Stored entries

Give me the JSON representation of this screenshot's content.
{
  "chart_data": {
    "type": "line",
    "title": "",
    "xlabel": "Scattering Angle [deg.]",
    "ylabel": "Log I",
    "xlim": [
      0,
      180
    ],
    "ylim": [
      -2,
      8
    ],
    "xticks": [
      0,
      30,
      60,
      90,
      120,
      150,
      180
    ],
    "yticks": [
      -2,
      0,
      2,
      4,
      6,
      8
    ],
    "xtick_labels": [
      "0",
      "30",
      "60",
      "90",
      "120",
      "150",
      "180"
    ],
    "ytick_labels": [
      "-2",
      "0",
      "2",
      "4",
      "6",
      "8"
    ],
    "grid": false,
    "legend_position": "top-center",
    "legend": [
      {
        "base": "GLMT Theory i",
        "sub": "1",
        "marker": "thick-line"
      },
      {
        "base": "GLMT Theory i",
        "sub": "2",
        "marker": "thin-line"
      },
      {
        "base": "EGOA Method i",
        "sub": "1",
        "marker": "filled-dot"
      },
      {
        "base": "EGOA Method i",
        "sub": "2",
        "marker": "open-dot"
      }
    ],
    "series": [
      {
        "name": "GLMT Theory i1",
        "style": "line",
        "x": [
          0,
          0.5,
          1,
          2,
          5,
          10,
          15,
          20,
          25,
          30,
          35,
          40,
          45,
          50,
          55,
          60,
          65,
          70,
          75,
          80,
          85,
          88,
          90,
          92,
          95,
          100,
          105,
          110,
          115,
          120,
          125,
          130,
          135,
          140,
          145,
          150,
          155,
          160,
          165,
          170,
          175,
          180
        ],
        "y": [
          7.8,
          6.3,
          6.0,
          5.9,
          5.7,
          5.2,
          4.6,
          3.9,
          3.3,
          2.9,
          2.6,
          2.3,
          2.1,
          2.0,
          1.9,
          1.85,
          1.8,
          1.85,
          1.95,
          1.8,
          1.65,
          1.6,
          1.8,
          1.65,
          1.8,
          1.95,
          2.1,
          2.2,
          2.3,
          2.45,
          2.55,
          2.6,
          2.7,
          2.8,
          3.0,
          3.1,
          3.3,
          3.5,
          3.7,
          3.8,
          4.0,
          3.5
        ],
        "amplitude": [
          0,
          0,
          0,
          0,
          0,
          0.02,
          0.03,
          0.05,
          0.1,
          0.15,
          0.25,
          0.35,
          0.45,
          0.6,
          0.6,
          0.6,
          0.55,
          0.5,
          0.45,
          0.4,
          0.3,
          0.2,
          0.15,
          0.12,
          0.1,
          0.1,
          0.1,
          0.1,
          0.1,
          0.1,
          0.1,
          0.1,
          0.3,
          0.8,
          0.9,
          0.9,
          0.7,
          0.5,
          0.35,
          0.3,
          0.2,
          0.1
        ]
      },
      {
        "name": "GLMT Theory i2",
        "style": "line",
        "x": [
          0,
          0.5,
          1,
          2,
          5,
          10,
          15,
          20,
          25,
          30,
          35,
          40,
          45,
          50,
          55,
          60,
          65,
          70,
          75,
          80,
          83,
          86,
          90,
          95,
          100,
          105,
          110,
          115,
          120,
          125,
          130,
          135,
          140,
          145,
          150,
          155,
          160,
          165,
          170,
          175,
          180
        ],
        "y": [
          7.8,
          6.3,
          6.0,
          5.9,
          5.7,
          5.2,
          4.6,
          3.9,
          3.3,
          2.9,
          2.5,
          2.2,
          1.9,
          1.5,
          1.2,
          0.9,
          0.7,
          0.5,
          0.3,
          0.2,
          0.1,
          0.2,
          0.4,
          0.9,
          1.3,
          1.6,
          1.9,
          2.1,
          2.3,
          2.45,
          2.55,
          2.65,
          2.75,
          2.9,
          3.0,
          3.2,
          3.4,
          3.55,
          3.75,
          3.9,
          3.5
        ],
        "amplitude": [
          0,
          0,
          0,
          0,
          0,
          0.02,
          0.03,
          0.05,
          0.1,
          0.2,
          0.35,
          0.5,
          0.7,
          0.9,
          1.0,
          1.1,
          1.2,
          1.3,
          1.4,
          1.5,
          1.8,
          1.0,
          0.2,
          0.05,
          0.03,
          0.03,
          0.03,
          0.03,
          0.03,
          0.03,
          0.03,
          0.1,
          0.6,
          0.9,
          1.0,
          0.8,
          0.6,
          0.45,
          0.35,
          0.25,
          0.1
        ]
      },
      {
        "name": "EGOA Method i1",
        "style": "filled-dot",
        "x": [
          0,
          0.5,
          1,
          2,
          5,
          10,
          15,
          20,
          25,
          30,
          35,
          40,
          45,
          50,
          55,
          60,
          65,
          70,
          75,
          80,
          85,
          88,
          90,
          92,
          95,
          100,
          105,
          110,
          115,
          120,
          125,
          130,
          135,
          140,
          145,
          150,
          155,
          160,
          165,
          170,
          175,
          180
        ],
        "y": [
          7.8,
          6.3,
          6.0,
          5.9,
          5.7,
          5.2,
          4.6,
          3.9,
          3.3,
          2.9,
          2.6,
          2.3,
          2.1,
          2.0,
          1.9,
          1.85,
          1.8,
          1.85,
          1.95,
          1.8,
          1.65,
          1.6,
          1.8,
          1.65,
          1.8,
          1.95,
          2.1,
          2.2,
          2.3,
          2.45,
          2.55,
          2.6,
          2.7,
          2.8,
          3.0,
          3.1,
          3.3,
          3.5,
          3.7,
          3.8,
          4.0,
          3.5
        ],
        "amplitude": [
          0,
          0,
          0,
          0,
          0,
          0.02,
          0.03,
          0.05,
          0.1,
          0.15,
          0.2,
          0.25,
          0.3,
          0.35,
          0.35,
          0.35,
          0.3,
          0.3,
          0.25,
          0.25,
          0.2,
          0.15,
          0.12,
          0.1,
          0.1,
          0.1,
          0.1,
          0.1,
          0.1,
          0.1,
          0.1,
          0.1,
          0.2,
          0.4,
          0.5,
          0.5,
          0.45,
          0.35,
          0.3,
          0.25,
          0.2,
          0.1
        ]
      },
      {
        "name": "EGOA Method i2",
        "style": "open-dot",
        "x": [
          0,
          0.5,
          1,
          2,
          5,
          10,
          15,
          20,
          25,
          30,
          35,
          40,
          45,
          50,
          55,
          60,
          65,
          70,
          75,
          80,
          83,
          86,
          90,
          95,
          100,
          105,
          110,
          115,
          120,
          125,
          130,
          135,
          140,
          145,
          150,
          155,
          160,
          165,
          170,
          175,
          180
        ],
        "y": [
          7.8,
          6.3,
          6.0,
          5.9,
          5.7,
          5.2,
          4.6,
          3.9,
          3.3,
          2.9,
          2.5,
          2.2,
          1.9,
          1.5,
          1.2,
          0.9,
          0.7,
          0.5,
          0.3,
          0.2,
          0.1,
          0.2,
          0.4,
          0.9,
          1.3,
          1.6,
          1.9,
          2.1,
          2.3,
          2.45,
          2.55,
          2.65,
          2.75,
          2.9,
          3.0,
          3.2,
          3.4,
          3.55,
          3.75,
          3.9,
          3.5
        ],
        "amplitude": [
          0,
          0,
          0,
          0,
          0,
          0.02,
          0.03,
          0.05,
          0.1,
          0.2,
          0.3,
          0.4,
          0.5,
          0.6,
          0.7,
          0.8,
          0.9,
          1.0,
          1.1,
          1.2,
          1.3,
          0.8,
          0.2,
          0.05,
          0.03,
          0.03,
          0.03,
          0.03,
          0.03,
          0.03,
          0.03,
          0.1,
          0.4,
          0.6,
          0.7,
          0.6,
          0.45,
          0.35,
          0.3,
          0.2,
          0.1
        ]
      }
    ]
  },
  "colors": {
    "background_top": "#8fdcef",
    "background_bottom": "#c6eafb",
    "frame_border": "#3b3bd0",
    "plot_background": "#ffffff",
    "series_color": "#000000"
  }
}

- EXERCISE:
Nothing should be changed: write out all of the data as is.

- RESULT FOR THIS EXERCISE:
Give me the JSON representation of this screenshot's content.
{
  "chart_data": {
    "type": "line",
    "title": "",
    "xlabel": "Scattering Angle [deg.]",
    "ylabel": "Log I",
    "xlim": [
      0,
      180
    ],
    "ylim": [
      -2,
      8
    ],
    "xticks": [
      0,
      30,
      60,
      90,
      120,
      150,
      180
    ],
    "yticks": [
      -2,
      0,
      2,
      4,
      6,
      8
    ],
    "xtick_labels": [
      "0",
      "30",
      "60",
      "90",
      "120",
      "150",
      "180"
    ],
    "ytick_labels": [
      "-2",
      "0",
      "2",
      "4",
      "6",
      "8"
    ],
    "grid": false,
    "legend_position": "top-center",
    "legend": [
      {
        "base": "GLMT Theory i",
        "sub": "1",
        "marker": "thick-line"
      },
      {
        "base": "GLMT Theory i",
        "sub": "2",
        "marker": "thin-line"
      },
      {
        "base": "EGOA Method i",
        "sub": "1",
        "marker": "filled-dot"
      },
      {
        "base": "EGOA Method i",
        "sub": "2",
        "marker": "open-dot"
      }
    ],
    "series": [
      {
        "name": "GLMT Theory i1",
        "style": "line",
        "x": [
          0,
          0.5,
          1,
          2,
          5,
          10,
          15,
          20,
          25,
          30,
          35,
          40,
          45,
          50,
          55,
          60,
          65,
          70,
          75,
          80,
          85,
          88,
          90,
          92,
          95,
          100,
          105,
          110,
          115,
          120,
          125,
          130,
          135,
          140,
          145,
          150,
          155,
          160,
          165,
          170,
          175,
          180
        ],
        "y": [
          7.8,
          6.3,
          6.0,
          5.9,
          5.7,
          5.2,
          4.6,
          3.9,
          3.3,
          2.9,
          2.6,
          2.3,
          2.1,
          2.0,
          1.9,
          1.85,
          1.8,
          1.85,
          1.95,
          1.8,
          1.65,
          1.6,
          1.8,
          1.65,
          1.8,
          1.95,
          2.1,
          2.2,
          2.3,
          2.45,
          2.55,
          2.6,
          2.7,
          2.8,
          3.0,
          3.1,
          3.3,
          3.5,
          3.7,
          3.8,
          4.0,
          3.5
        ],
        "amplitude": [
          0,
          0,
          0,
          0,
          0,
          0.02,
          0.03,
          0.05,
          0.1,
          0.15,
          0.25,
          0.35,
          0.45,
          0.6,
          0.6,
          0.6,
          0.55,
          0.5,
          0.45,
          0.4,
          0.3,
          0.2,
          0.15,
          0.12,
          0.1,
          0.1,
          0.1,
          0.1,
          0.1,
          0.1,
          0.1,
          0.1,
          0.3,
          0.8,
          0.9,
          0.9,
          0.7,
          0.5,
          0.35,
          0.3,
          0.2,
          0.1
        ]
      },
      {
        "name": "GLMT Theory i2",
        "style": "line",
        "x": [
          0,
          0.5,
          1,
          2,
          5,
          10,
          15,
          20,
          25,
          30,
          35,
          40,
          45,
          50,
          55,
          60,
          65,
          70,
          75,
          80,
          83,
          86,
          90,
          95,
          100,
          105,
          110,
          115,
          120,
          125,
          130,
          135,
          140,
          145,
          150,
          155,
          160,
          165,
          170,
          175,
          180
        ],
        "y": [
          7.8,
          6.3,
          6.0,
          5.9,
          5.7,
          5.2,
          4.6,
          3.9,
          3.3,
          2.9,
          2.5,
          2.2,
          1.9,
          1.5,
          1.2,
          0.9,
          0.7,
          0.5,
          0.3,
          0.2,
          0.1,
          0.2,
          0.4,
          0.9,
          1.3,
          1.6,
          1.9,
          2.1,
          2.3,
          2.45,
          2.55,
          2.65,
          2.75,
          2.9,
          3.0,
          3.2,
          3.4,
          3.55,
          3.75,
          3.9,
          3.5
        ],
        "amplitude": [
          0,
          0,
          0,
          0,
          0,
          0.02,
          0.03,
          0.05,
          0.1,
          0.2,
          0.35,
          0.5,
          0.7,
          0.9,
          1.0,
          1.1,
          1.2,
          1.3,
          1.4,
          1.5,
          1.8,
          1.0,
          0.2,
          0.05,
          0.03,
          0.03,
          0.03,
          0.03,
          0.03,
          0.03,
          0.03,
          0.1,
          0.6,
          0.9,
          1.0,
          0.8,
          0.6,
          0.45,
          0.35,
          0.25,
          0.1
        ]
      },
      {
        "name": "EGOA Method i1",
        "style": "filled-dot",
        "x": [
          0,
          0.5,
          1,
          2,
          5,
          10,
          15,
          20,
          25,
          30,
          35,
          40,
          45,
          50,
          55,
          60,
          65,
          70,
          75,
          80,
          85,
          88,
          90,
          92,
          95,
          100,
          105,
          110,
          115,
          120,
          125,
          130,
          135,
          140,
          145,
          150,
          155,
          160,
          165,
          170,
          175,
          180
        ],
        "y": [
          7.8,
          6.3,
          6.0,
          5.9,
          5.7,
          5.2,
          4.6,
          3.9,
          3.3,
          2.9,
          2.6,
          2.3,
          2.1,
          2.0,
          1.9,
          1.85,
          1.8,
          1.85,
          1.95,
          1.8,
          1.65,
          1.6,
          1.8,
          1.65,
          1.8,
          1.95,
          2.1,
          2.2,
          2.3,
          2.45,
          2.55,
          2.6,
          2.7,
          2.8,
          3.0,
          3.1,
          3.3,
          3.5,
          3.7,
          3.8,
          4.0,
          3.5
        ],
        "amplitude": [
          0,
          0,
          0,
          0,
          0,
          0.02,
          0.03,
          0.05,
          0.1,
          0.15,
          0.2,
          0.25,
          0.3,
          0.35,
          0.35,
          0.35,
          0.3,
          0.3,
          0.25,
          0.25,
          0.2,
          0.15,
          0.12,
          0.1,
          0.1,
          0.1,
          0.1,
          0.1,
          0.1,
          0.1,
          0.1,
          0.1,
          0.2,
          0.4,
          0.5,
          0.5,
          0.45,
          0.35,
          0.3,
          0.25,
          0.2,
          0.1
        ]
      },
      {
        "name": "EGOA Method i2",
        "style": "open-dot",
        "x": [
          0,
          0.5,
          1,
          2,
          5,
          10,
          15,
          20,
          25,
          30,
          35,
          40,
          45,
          50,
          55,
          60,
          65,
          70,
          75,
          80,
          83,
          86,
          90,
          95,
          100,
          105,
          110,
          115,
          120,
          125,
          130,
          135,
          140,
          145,
          150,
          155,
          160,
          165,
          170,
          175,
          180
        ],
        "y": [
          7.8,
          6.3,
          6.0,
          5.9,
          5.7,
          5.2,
          4.6,
          3.9,
          3.3,
          2.9,
          2.5,
          2.2,
          1.9,
          1.5,
          1.2,
          0.9,
          0.7,
          0.5,
          0.3,
          0.2,
          0.1,
          0.2,
          0.4,
          0.9,
          1.3,
          1.6,
          1.9,
          2.1,
          2.3,
          2.45,
          2.55,
          2.65,
          2.75,
          2.9,
          3.0,
          3.2,
          3.4,
          3.55,
          3.75,
          3.9,
          3.5
        ],
        "amplitude": [
          0,
          0,
          0,
          0,
          0,
          0.02,
          0.03,
          0.05,
          0.1,
          0.2,
          0.3,
          0.4,
          0.5,
          0.6,
          0.7,
          0.8,
          0.9,
          1.0,
          1.1,
          1.2,
          1.3,
          0.8,
          0.2,
          0.05,
          0.03,
          0.03,
          0.03,
          0.03,
          0.03,
          0.03,
          0.03,
          0.1,
          0.4,
          0.6,
          0.7,
          0.6,
          0.45,
          0.35,
          0.3,
          0.2,
          0.1
        ]
      }
    ]
  },
  "colors": {
    "background_top": "#8fdcef",
    "background_bottom": "#c6eafb",
    "frame_border": "#3b3bd0",
    "plot_background": "#ffffff",
    "series_color": "#000000"
  }
}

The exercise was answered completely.